Provided entries:
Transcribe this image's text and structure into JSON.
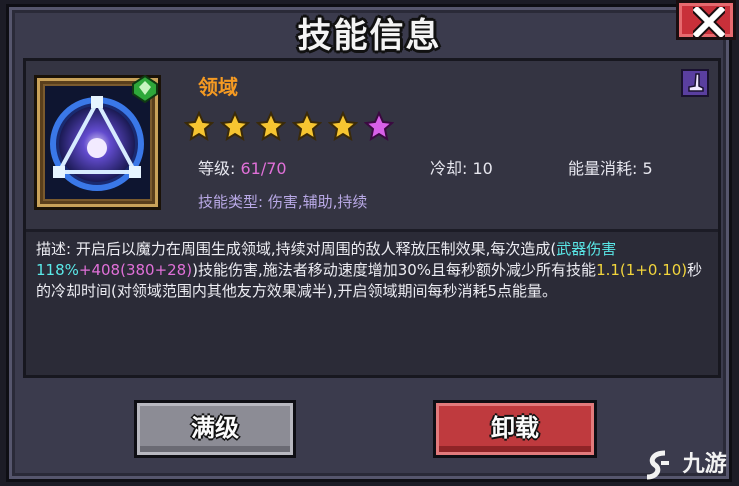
{
  "dialog": {
    "title": "技能信息",
    "close_icon": "close-icon"
  },
  "skill": {
    "name": "领域",
    "icon": "magic-triangle-icon",
    "element_badge": "green-gem-icon",
    "category_icon": "purple-boot-icon",
    "stars": {
      "total": 6,
      "gold": 5,
      "purple": 1
    },
    "level_label": "等级:",
    "level_value": "61/70",
    "cooldown_label": "冷却:",
    "cooldown_value": "10",
    "energy_label": "能量消耗:",
    "energy_value": "5",
    "type_line": "技能类型: 伤害,辅助,持续"
  },
  "description": {
    "seg1": "描述: 开启后以魔力在周围生成领域,持续对周围的敌人释放压制效果,每次造成(",
    "seg2": "武器伤害118%",
    "seg3": "+408(380+28)",
    "seg4": ")技能伤害,施法者移动速度增加30%且每秒额外减少所有技能",
    "seg5": "1.1(1+0.10)",
    "seg6": "秒的冷却时间(对领域范围内其他友方效果减半),开启领域期间每秒消耗5点能量。"
  },
  "buttons": {
    "max_label": "满级",
    "unequip_label": "卸载"
  },
  "watermark": {
    "text": "九游"
  },
  "colors": {
    "skill_name": "#f59a22",
    "highlight_cyan": "#5ae8e8",
    "highlight_pink": "#e070d8",
    "highlight_yellow": "#f2d53c",
    "button_gray": "#8c8c95",
    "button_red": "#bf3a3e"
  }
}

Task description: Go through the listing above and write it all out exactly, leaving out any picture.

In response:
Transcribe this image's text and structure into JSON.
{
  "dialog": {
    "title": "技能信息",
    "close_icon": "close-icon"
  },
  "skill": {
    "name": "领域",
    "icon": "magic-triangle-icon",
    "element_badge": "green-gem-icon",
    "category_icon": "purple-boot-icon",
    "stars": {
      "total": 6,
      "gold": 5,
      "purple": 1
    },
    "level_label": "等级:",
    "level_value": "61/70",
    "cooldown_label": "冷却:",
    "cooldown_value": "10",
    "energy_label": "能量消耗:",
    "energy_value": "5",
    "type_line": "技能类型: 伤害,辅助,持续"
  },
  "description": {
    "seg1": "描述: 开启后以魔力在周围生成领域,持续对周围的敌人释放压制效果,每次造成(",
    "seg2": "武器伤害118%",
    "seg3": "+408(380+28)",
    "seg4": ")技能伤害,施法者移动速度增加30%且每秒额外减少所有技能",
    "seg5": "1.1(1+0.10)",
    "seg6": "秒的冷却时间(对领域范围内其他友方效果减半),开启领域期间每秒消耗5点能量。"
  },
  "buttons": {
    "max_label": "满级",
    "unequip_label": "卸载"
  },
  "watermark": {
    "text": "九游"
  },
  "colors": {
    "skill_name": "#f59a22",
    "highlight_cyan": "#5ae8e8",
    "highlight_pink": "#e070d8",
    "highlight_yellow": "#f2d53c",
    "button_gray": "#8c8c95",
    "button_red": "#bf3a3e"
  }
}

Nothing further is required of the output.